*EXERCISE BRIEF*: Identify each line in the records below that contains the word "ylabel", and copy it.

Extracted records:
'''

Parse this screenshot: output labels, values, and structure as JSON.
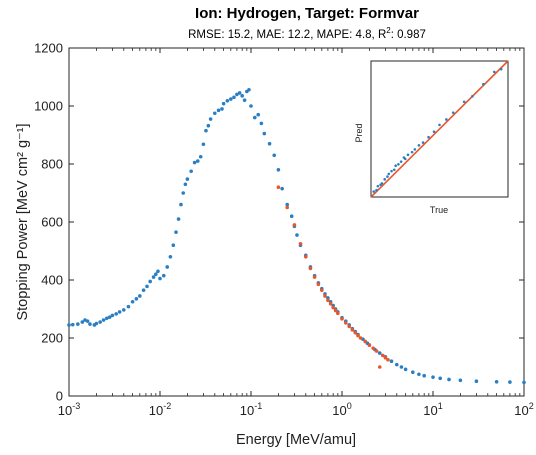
{
  "chart_data": [
    {
      "type": "scatter",
      "title": "Ion: Hydrogen,  Target: Formvar",
      "subtitle": "RMSE: 15.2,  MAE: 12.2,  MAPE: 4.8,  R",
      "subtitle_sup": "2",
      "subtitle_tail": ": 0.987",
      "xlabel": "Energy [MeV/amu]",
      "ylabel": "Stopping Power [MeV cm² g⁻¹]",
      "xscale": "log",
      "xlim": [
        0.001,
        100
      ],
      "ylim": [
        0,
        1200
      ],
      "x_ticks": [
        {
          "base": "10",
          "exp": "-3"
        },
        {
          "base": "10",
          "exp": "-2"
        },
        {
          "base": "10",
          "exp": "-1"
        },
        {
          "base": "10",
          "exp": "0"
        },
        {
          "base": "10",
          "exp": "1"
        },
        {
          "base": "10",
          "exp": "2"
        }
      ],
      "y_ticks": [
        "0",
        "200",
        "400",
        "600",
        "800",
        "1000",
        "1200"
      ],
      "grid": false,
      "colors": {
        "measured": "#1f77b4",
        "predicted": "#e8572a"
      },
      "series": [
        {
          "marker": "dot",
          "color": "#2a7fc4",
          "points": [
            [
              0.001,
              245
            ],
            [
              0.0011,
              246
            ],
            [
              0.00125,
              248
            ],
            [
              0.0014,
              255
            ],
            [
              0.0015,
              262
            ],
            [
              0.0016,
              258
            ],
            [
              0.0017,
              248
            ],
            [
              0.0019,
              245
            ],
            [
              0.002,
              250
            ],
            [
              0.0022,
              255
            ],
            [
              0.0024,
              262
            ],
            [
              0.0026,
              268
            ],
            [
              0.0028,
              272
            ],
            [
              0.003,
              278
            ],
            [
              0.0033,
              283
            ],
            [
              0.0036,
              290
            ],
            [
              0.004,
              297
            ],
            [
              0.0045,
              308
            ],
            [
              0.005,
              325
            ],
            [
              0.0055,
              335
            ],
            [
              0.006,
              345
            ],
            [
              0.0066,
              365
            ],
            [
              0.0072,
              378
            ],
            [
              0.0078,
              395
            ],
            [
              0.0085,
              410
            ],
            [
              0.009,
              420
            ],
            [
              0.0095,
              430
            ],
            [
              0.01,
              405
            ],
            [
              0.011,
              415
            ],
            [
              0.012,
              445
            ],
            [
              0.013,
              480
            ],
            [
              0.014,
              520
            ],
            [
              0.015,
              565
            ],
            [
              0.016,
              610
            ],
            [
              0.017,
              660
            ],
            [
              0.018,
              700
            ],
            [
              0.019,
              730
            ],
            [
              0.02,
              748
            ],
            [
              0.022,
              775
            ],
            [
              0.024,
              805
            ],
            [
              0.026,
              810
            ],
            [
              0.028,
              825
            ],
            [
              0.03,
              868
            ],
            [
              0.032,
              915
            ],
            [
              0.034,
              932
            ],
            [
              0.036,
              955
            ],
            [
              0.04,
              975
            ],
            [
              0.044,
              985
            ],
            [
              0.048,
              990
            ],
            [
              0.05,
              1008
            ],
            [
              0.055,
              1018
            ],
            [
              0.06,
              1024
            ],
            [
              0.065,
              1030
            ],
            [
              0.07,
              1040
            ],
            [
              0.075,
              1045
            ],
            [
              0.08,
              1035
            ],
            [
              0.085,
              1020
            ],
            [
              0.09,
              1050
            ],
            [
              0.095,
              1056
            ],
            [
              0.1,
              1000
            ],
            [
              0.11,
              960
            ],
            [
              0.12,
              970
            ],
            [
              0.13,
              940
            ],
            [
              0.14,
              905
            ],
            [
              0.16,
              870
            ],
            [
              0.18,
              830
            ],
            [
              0.2,
              780
            ],
            [
              0.22,
              715
            ],
            [
              0.25,
              660
            ],
            [
              0.28,
              620
            ],
            [
              0.3,
              585
            ],
            [
              0.32,
              555
            ],
            [
              0.35,
              520
            ],
            [
              0.4,
              485
            ],
            [
              0.45,
              445
            ],
            [
              0.5,
              415
            ],
            [
              0.55,
              390
            ],
            [
              0.6,
              370
            ],
            [
              0.65,
              352
            ],
            [
              0.7,
              338
            ],
            [
              0.75,
              325
            ],
            [
              0.8,
              312
            ],
            [
              0.85,
              300
            ],
            [
              0.9,
              290
            ],
            [
              1.0,
              270
            ],
            [
              1.1,
              258
            ],
            [
              1.2,
              245
            ],
            [
              1.3,
              232
            ],
            [
              1.4,
              222
            ],
            [
              1.5,
              212
            ],
            [
              1.7,
              196
            ],
            [
              1.9,
              182
            ],
            [
              2.0,
              176
            ],
            [
              2.3,
              160
            ],
            [
              2.6,
              148
            ],
            [
              3.0,
              135
            ],
            [
              3.5,
              120
            ],
            [
              4.0,
              108
            ],
            [
              4.5,
              100
            ],
            [
              5.0,
              92
            ],
            [
              6.0,
              82
            ],
            [
              7.0,
              75
            ],
            [
              8.0,
              70
            ],
            [
              10,
              65
            ],
            [
              12,
              61
            ],
            [
              15,
              57
            ],
            [
              20,
              54
            ],
            [
              30,
              51
            ],
            [
              50,
              49
            ],
            [
              70,
              48
            ],
            [
              100,
              47
            ]
          ]
        },
        {
          "marker": "dot",
          "color": "#e8572a",
          "points": [
            [
              0.2,
              720
            ],
            [
              0.25,
              650
            ],
            [
              0.3,
              590
            ],
            [
              0.35,
              525
            ],
            [
              0.4,
              480
            ],
            [
              0.45,
              440
            ],
            [
              0.5,
              410
            ],
            [
              0.55,
              385
            ],
            [
              0.6,
              365
            ],
            [
              0.65,
              345
            ],
            [
              0.7,
              330
            ],
            [
              0.75,
              318
            ],
            [
              0.8,
              305
            ],
            [
              0.85,
              295
            ],
            [
              0.9,
              285
            ],
            [
              1.0,
              266
            ],
            [
              1.1,
              252
            ],
            [
              1.2,
              240
            ],
            [
              1.3,
              228
            ],
            [
              1.4,
              218
            ],
            [
              1.5,
              208
            ],
            [
              1.6,
              200
            ],
            [
              1.8,
              188
            ],
            [
              2.0,
              175
            ],
            [
              2.2,
              165
            ],
            [
              2.4,
              155
            ],
            [
              2.6,
              100
            ],
            [
              2.8,
              140
            ],
            [
              3.0,
              132
            ],
            [
              3.2,
              125
            ]
          ]
        }
      ]
    },
    {
      "type": "scatter",
      "xlabel": "True",
      "ylabel": "Pred",
      "xlim": [
        0,
        1
      ],
      "ylim": [
        0,
        1
      ],
      "colors": {
        "points": "#2a7fc4",
        "fit_line": "#e8572a"
      },
      "fit_line": [
        [
          0,
          0
        ],
        [
          1,
          1
        ]
      ],
      "points": [
        [
          0.02,
          0.04
        ],
        [
          0.04,
          0.05
        ],
        [
          0.05,
          0.08
        ],
        [
          0.07,
          0.09
        ],
        [
          0.08,
          0.1
        ],
        [
          0.1,
          0.13
        ],
        [
          0.12,
          0.15
        ],
        [
          0.13,
          0.17
        ],
        [
          0.15,
          0.19
        ],
        [
          0.17,
          0.2
        ],
        [
          0.18,
          0.23
        ],
        [
          0.2,
          0.24
        ],
        [
          0.22,
          0.26
        ],
        [
          0.24,
          0.29
        ],
        [
          0.25,
          0.28
        ],
        [
          0.27,
          0.31
        ],
        [
          0.3,
          0.33
        ],
        [
          0.32,
          0.35
        ],
        [
          0.35,
          0.38
        ],
        [
          0.38,
          0.4
        ],
        [
          0.42,
          0.44
        ],
        [
          0.46,
          0.48
        ],
        [
          0.5,
          0.53
        ],
        [
          0.55,
          0.57
        ],
        [
          0.6,
          0.62
        ],
        [
          0.68,
          0.7
        ],
        [
          0.74,
          0.74
        ],
        [
          0.82,
          0.83
        ],
        [
          0.9,
          0.92
        ],
        [
          0.95,
          0.94
        ]
      ]
    }
  ]
}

'''

*THE OUTPUT*:
      "ylabel": "Stopping Power [MeV cm² g⁻¹]",
      "ylabel": "Pred",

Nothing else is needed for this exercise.